** START OF Document **
The general theme of these papers is the numerical solution of the equations of fluid mechanics in circumstances where the viscosity is small; the big problem that is looming beyond the specific applications is the problem of turbulence. It is generally understood that turbulence in fluids is dominated by the mechanics of vorticity, and many of the methods are based on vortex representations of the flow. A number of them employ random numbers in some form; the major motivation for studying random algorithms is the belief that they may lead to effective methods for sampling a turbulent flow field. The sequence of papers on vortex methods ends here with a paper that represents a possible starting point for speculations on the structure of turbulent flow. The belief that turbulence can be best understood in physical space, by considering the interactions between physical structures, rather than in wave-number space, where one considers interactions between Fourier modes, is not universally held. The reader interested in turbulence theory should find additional sources of information.
The first paper in the book presents the artificial compressibility method for finding steady-state solutions of the Navier–Stokes equations for an incompressible fluid, with applications to thermal convection. Related ideas have been introduced by Temam [T1] and Yanenko. A recent application with a bibliography can be found in [R2]. The main idea is to find a compressible system that has the same steady state as the given incompressible system, but has the property that its steady state can be reached with less labor. More generally, since the limit of infinite sound speed that leads from a compressible to an incompressible flow is well behaved [K2], one can try to approximate incompressible flow by an appropriate compressible flow even far from a steady state. These ideas are closely related to the penalty method, which is more natural in the context of finite element methods [B9].
** END OF Document **
Set exercise A:
Can you update the records from the line holding "column-headers: Name Size (0, 40, 1111, 72)" through the line holding "other-folders-header: 2 search", inclusive, so that "shared-label" becomes "shared-badge" and nothing else changes?
** START OF Listed entries **
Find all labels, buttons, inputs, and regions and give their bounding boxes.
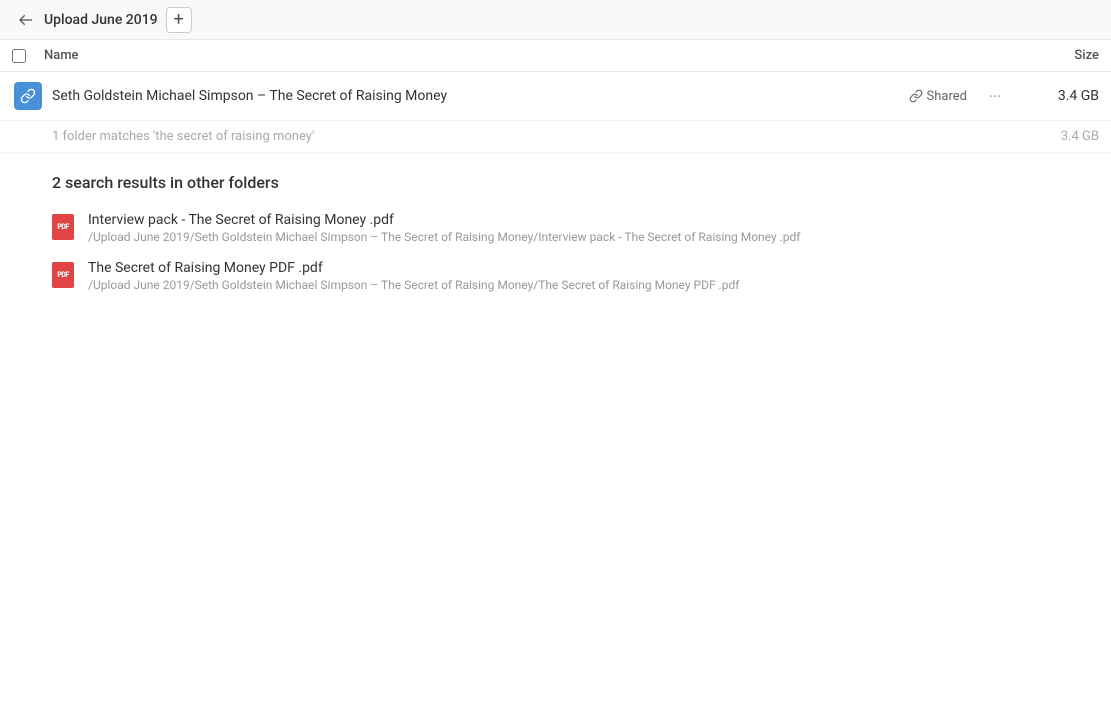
column-headers: Name Size (0, 40, 1111, 72)
more-options-button[interactable]: ··· (979, 82, 1011, 110)
pdf-icon-wrap: PDF (52, 214, 80, 240)
add-button[interactable]: + (166, 7, 192, 33)
name-column-header: Name (44, 48, 1019, 63)
folder-size: 3.4 GB (1019, 88, 1099, 104)
breadcrumb-title: Upload June 2019 (44, 12, 158, 28)
result-filename: Interview pack - The Secret of Raising M… (88, 212, 1099, 228)
result-filename: The Secret of Raising Money PDF .pdf (88, 260, 1099, 276)
folder-row[interactable]: Seth Goldstein Michael Simpson – The Sec… (0, 72, 1111, 121)
match-info-row: 1 folder matches 'the secret of raising … (0, 121, 1111, 153)
size-column-header: Size (1019, 48, 1099, 63)
search-result-row[interactable]: PDF The Secret of Raising Money PDF .pdf… (0, 252, 1111, 300)
folder-name: Seth Goldstein Michael Simpson – The Sec… (44, 88, 909, 104)
result-text: Interview pack - The Secret of Raising M… (88, 212, 1099, 244)
search-result-row[interactable]: PDF Interview pack - The Secret of Raisi… (0, 204, 1111, 252)
result-path: /Upload June 2019/Seth Goldstein Michael… (88, 278, 1099, 292)
shared-label: Shared (927, 89, 967, 104)
pdf-icon-wrap: PDF (52, 262, 80, 288)
folder-icon-wrap (12, 82, 44, 110)
folder-link-icon (14, 82, 42, 110)
select-all-checkbox-wrap[interactable] (12, 49, 44, 63)
pdf-icon: PDF (52, 214, 74, 240)
select-all-checkbox[interactable] (12, 49, 26, 63)
pdf-icon: PDF (52, 262, 74, 288)
back-button[interactable] (12, 6, 40, 34)
match-count-text: 1 folder matches 'the secret of raising … (52, 129, 314, 144)
other-folders-header: 2 search results in other folders (0, 153, 1111, 204)
match-size: 3.4 GB (1061, 129, 1099, 144)
result-path: /Upload June 2019/Seth Goldstein Michael… (88, 230, 1099, 244)
result-text: The Secret of Raising Money PDF .pdf /Up… (88, 260, 1099, 292)
shared-indicator: Shared (909, 89, 967, 104)
header-bar: Upload June 2019 + (0, 0, 1111, 40)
** END OF Listed entries **
Set exercise B:
Can you go on with the passage about numerical methods for low-viscosity fluid flow from where it stops?

Response A:
column-headers: Name Size (0, 40, 1111, 72)
more-options-button[interactable]: ··· (979, 82, 1011, 110)
pdf-icon-wrap: PDF (52, 214, 80, 240)
add-button[interactable]: + (166, 7, 192, 33)
name-column-header: Name (44, 48, 1019, 63)
folder-size: 3.4 GB (1019, 88, 1099, 104)
breadcrumb-title: Upload June 2019 (44, 12, 158, 28)
result-filename: Interview pack - The Secret of Raising M… (88, 212, 1099, 228)
result-filename: The Secret of Raising Money PDF .pdf (88, 260, 1099, 276)
folder-row[interactable]: Seth Goldstein Michael Simpson – The Sec… (0, 72, 1111, 121)
match-info-row: 1 folder matches 'the secret of raising … (0, 121, 1111, 153)
size-column-header: Size (1019, 48, 1099, 63)
search-result-row[interactable]: PDF The Secret of Raising Money PDF .pdf… (0, 252, 1111, 300)
folder-name: Seth Goldstein Michael Simpson – The Sec… (44, 88, 909, 104)
result-text: Interview pack - The Secret of Raising M… (88, 212, 1099, 244)
search-result-row[interactable]: PDF Interview pack - The Secret of Raisi… (0, 204, 1111, 252)
result-path: /Upload June 2019/Seth Goldstein Michael… (88, 278, 1099, 292)
shared-badge: Shared (927, 89, 967, 104)
pdf-icon-wrap: PDF (52, 262, 80, 288)
folder-icon-wrap (12, 82, 44, 110)
folder-link-icon (14, 82, 42, 110)
select-all-checkbox-wrap[interactable] (12, 49, 44, 63)
pdf-icon: PDF (52, 214, 74, 240)
select-all-checkbox[interactable] (12, 49, 26, 63)
pdf-icon: PDF (52, 262, 74, 288)
back-button[interactable] (12, 6, 40, 34)
match-count-text: 1 folder matches 'the secret of raising … (52, 129, 314, 144)
other-folders-header: 2 search results in other folders (0, 153, 1111, 204)

Response B:
Paper 2 presents the projection method for incompressible flow. The idea is that the equation of continuity can be viewed as a constraint, and one can solve the equations step-by-step by first ignoring the constraint and then projecting the result on the space of incompressible flows. Some subtlety is required to formulate the boundary conditions for the intermediate step. This construction was partially inspired by the existence theory for the Navier–Stokes equations presented in [F1] and has by now become standard (and indeed, in [C5] I showed that any consistent and stable approximation to the Navier–Stokes equations in pressure–-velocity variables is essentially equivalent to the projection method). The correct formulation of the projection solves the problem of finding numerical boundary conditions for the pressure. Standard references in which this method is discussed include [C13], [G9], [P2], and [T1]. In the paper the projection was implemented by relaxation with a checkerboard pattern, which was a reasonable methodology for the time; however, faster Laplace solvers can be adapted for this purpose, see, e.g., [A4]. As a sidelight, I would like to mention that this paper contains a discussion of the relations between the DuFort–Frankel scheme, checkerboard relaxation and matrix condition (A). An interesting second-order variant of the projection method is presented in [B7]. Further discussion and finite element versions can be found, e.g., in [G9] and [T1].
Paper 3 contains a convergence proof for the projection method. Further work can be found, e.g., in [T1]. The analysis in the paper has two elements that are still of current interest: It shows that convergence and stability depend on the approximations for the gradient and for minus the divergence being at least approximately adjoint, and it contains a model of error growth which says basically that the error accumulates slowly as long as it is small, but if it ceases to be small all hell can break loose. A fixed-point theorem is needed to get convergence in a strong sense. This analysis shows that it is important to obtain error bounds rather than merely weak convergence results. Furthermore, there is a large recent literature in which it is claimed that very poor approximations can provide qualitative models of turbulence; the analysis in this paper suggests that such claims should be viewed with great caution. There is an interesting proof of the validity of a time-discretized projection in [E1].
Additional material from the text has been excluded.